• **The problem**:
Check each line for the string "concorrenti". Give only the count of lines that have it.

━━━━━ Dataset content ━━━━━

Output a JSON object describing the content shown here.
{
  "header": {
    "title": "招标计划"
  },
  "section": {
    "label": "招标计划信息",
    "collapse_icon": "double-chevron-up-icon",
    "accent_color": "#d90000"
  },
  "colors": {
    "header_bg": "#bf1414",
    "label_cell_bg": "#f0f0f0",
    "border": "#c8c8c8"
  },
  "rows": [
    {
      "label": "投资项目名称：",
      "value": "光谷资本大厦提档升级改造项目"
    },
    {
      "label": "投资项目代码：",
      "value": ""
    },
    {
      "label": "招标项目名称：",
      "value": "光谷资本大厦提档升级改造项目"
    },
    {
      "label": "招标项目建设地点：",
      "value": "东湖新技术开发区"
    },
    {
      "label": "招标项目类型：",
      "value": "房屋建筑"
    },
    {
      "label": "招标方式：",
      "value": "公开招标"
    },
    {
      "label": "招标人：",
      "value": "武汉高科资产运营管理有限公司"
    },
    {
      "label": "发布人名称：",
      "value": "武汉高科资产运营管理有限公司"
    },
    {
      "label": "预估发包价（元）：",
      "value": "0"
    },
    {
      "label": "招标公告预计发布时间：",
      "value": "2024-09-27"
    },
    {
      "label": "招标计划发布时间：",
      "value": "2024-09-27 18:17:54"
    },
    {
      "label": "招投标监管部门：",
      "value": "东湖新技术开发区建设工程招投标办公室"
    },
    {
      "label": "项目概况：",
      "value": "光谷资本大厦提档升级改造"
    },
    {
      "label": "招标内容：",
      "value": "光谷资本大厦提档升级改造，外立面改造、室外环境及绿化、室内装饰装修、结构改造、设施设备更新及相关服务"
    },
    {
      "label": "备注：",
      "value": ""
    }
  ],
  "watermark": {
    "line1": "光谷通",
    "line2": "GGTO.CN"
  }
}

━━━━━
━━━━━ Dataset content ━━━━━

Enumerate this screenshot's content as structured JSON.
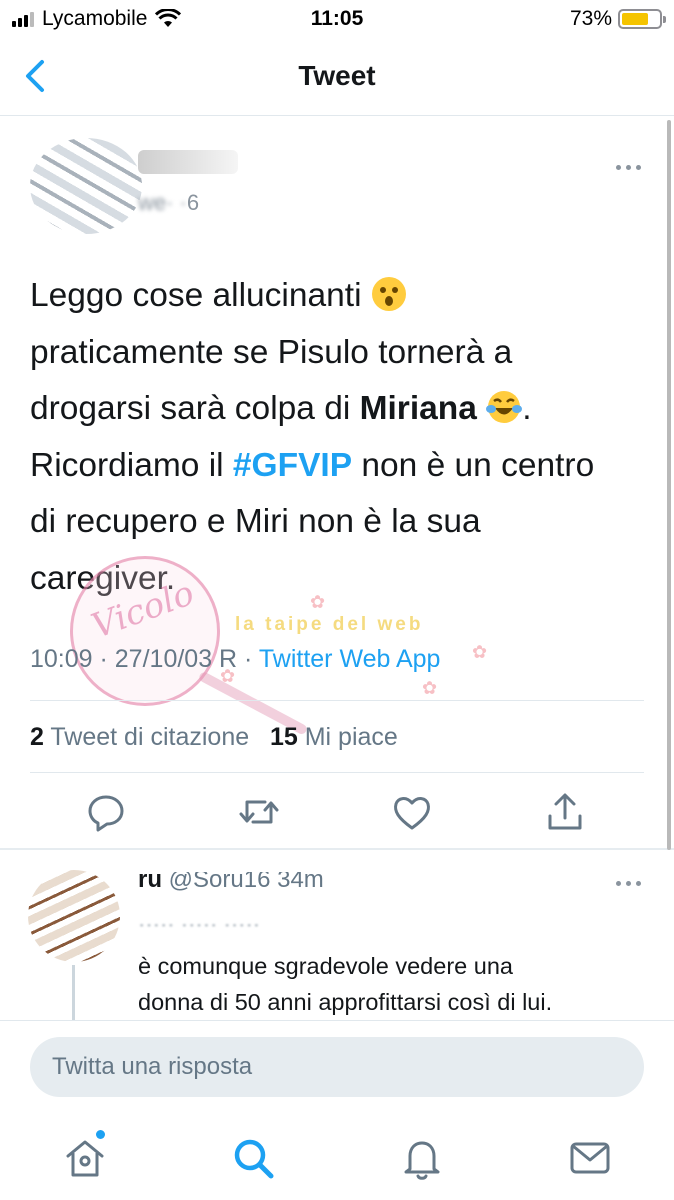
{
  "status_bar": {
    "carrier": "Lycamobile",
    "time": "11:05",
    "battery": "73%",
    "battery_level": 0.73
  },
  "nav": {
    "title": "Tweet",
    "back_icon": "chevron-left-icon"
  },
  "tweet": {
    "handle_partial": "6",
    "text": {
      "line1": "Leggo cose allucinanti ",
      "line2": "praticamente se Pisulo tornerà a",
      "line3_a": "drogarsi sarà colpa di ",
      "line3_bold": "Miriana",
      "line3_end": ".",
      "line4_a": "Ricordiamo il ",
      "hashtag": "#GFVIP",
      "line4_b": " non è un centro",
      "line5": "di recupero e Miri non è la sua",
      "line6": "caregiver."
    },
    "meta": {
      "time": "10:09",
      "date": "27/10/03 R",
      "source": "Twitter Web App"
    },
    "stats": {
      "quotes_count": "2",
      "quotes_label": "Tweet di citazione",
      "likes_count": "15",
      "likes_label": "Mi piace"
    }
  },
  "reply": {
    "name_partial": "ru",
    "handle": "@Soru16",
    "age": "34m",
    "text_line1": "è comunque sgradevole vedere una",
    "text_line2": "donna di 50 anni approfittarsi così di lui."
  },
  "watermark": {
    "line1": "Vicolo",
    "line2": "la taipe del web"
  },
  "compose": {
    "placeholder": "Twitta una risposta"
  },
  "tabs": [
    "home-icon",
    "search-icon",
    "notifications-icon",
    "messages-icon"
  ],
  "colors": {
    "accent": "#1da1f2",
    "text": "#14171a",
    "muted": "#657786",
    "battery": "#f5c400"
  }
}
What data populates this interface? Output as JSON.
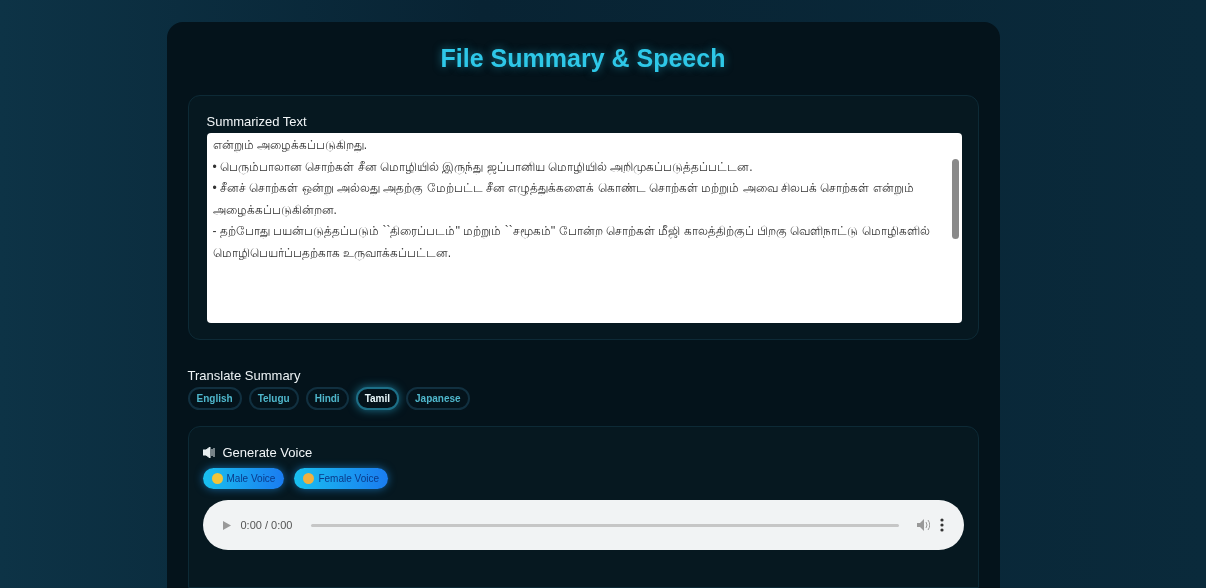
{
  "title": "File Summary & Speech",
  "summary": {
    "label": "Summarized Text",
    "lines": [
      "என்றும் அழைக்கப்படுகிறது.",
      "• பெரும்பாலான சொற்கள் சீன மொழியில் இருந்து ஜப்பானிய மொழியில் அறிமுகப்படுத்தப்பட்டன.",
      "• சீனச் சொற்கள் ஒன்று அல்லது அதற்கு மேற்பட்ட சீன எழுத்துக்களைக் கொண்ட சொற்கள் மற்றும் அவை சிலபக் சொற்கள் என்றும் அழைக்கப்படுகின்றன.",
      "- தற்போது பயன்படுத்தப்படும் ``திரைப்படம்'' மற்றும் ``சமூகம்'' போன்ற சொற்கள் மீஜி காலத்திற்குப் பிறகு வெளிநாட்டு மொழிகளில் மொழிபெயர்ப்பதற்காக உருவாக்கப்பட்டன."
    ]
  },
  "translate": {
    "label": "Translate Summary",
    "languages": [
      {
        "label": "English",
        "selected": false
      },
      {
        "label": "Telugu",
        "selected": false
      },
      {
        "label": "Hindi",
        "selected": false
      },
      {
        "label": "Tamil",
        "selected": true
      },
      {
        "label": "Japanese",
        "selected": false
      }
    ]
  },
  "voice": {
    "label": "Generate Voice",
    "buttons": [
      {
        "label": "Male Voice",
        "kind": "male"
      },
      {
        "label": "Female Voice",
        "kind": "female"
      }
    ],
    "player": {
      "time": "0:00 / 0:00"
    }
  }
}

━━━━━
━━━━━ Dataset content ━━━━━

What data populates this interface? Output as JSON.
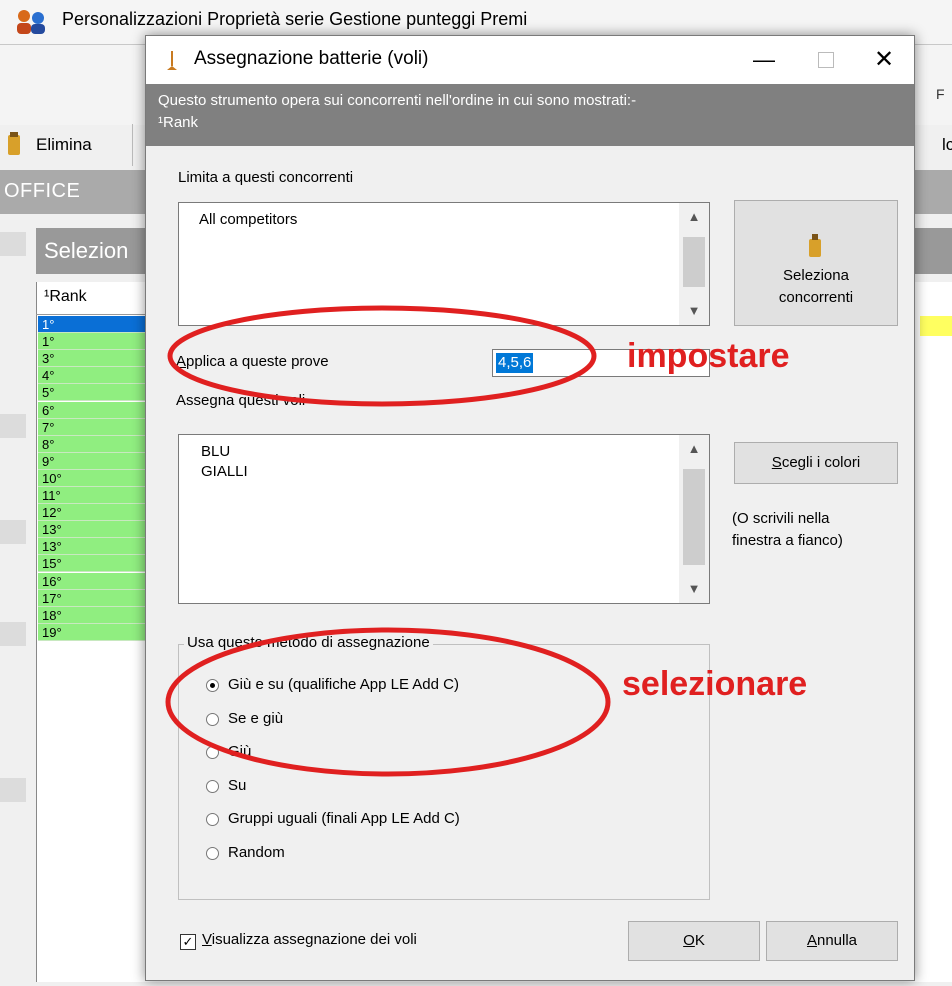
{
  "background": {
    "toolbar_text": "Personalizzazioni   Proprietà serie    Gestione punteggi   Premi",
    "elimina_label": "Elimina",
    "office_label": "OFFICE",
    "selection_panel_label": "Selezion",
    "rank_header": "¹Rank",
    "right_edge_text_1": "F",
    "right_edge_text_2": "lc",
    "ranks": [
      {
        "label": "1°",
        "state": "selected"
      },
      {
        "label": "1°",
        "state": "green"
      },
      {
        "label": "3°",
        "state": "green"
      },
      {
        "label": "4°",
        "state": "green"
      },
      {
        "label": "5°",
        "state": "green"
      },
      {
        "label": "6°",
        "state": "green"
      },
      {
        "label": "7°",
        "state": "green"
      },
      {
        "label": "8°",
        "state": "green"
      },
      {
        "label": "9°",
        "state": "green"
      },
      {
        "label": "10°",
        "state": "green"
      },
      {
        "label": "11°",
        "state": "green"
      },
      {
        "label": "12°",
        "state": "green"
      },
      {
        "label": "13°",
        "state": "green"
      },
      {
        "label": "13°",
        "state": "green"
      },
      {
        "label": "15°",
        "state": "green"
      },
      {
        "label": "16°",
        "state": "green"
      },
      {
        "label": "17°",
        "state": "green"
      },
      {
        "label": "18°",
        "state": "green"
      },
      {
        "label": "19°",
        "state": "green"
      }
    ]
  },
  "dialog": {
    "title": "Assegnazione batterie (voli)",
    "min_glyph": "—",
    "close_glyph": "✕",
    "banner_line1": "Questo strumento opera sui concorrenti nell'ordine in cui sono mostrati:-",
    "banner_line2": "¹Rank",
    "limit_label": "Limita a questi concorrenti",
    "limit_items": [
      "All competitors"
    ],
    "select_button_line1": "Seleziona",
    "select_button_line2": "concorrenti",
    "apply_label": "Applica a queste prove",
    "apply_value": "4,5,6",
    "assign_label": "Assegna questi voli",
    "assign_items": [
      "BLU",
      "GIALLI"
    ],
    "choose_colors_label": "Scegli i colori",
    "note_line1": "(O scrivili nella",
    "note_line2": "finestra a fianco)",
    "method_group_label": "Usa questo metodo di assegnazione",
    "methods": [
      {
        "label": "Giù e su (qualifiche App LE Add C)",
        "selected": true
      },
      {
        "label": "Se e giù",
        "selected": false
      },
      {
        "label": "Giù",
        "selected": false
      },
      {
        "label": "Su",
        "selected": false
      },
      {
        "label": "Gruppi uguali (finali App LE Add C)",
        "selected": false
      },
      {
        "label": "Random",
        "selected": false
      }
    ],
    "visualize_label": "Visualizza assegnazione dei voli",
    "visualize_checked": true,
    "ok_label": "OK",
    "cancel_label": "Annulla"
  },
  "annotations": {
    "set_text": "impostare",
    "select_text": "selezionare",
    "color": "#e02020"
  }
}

━━━━━

• **Result of this exercise**:
3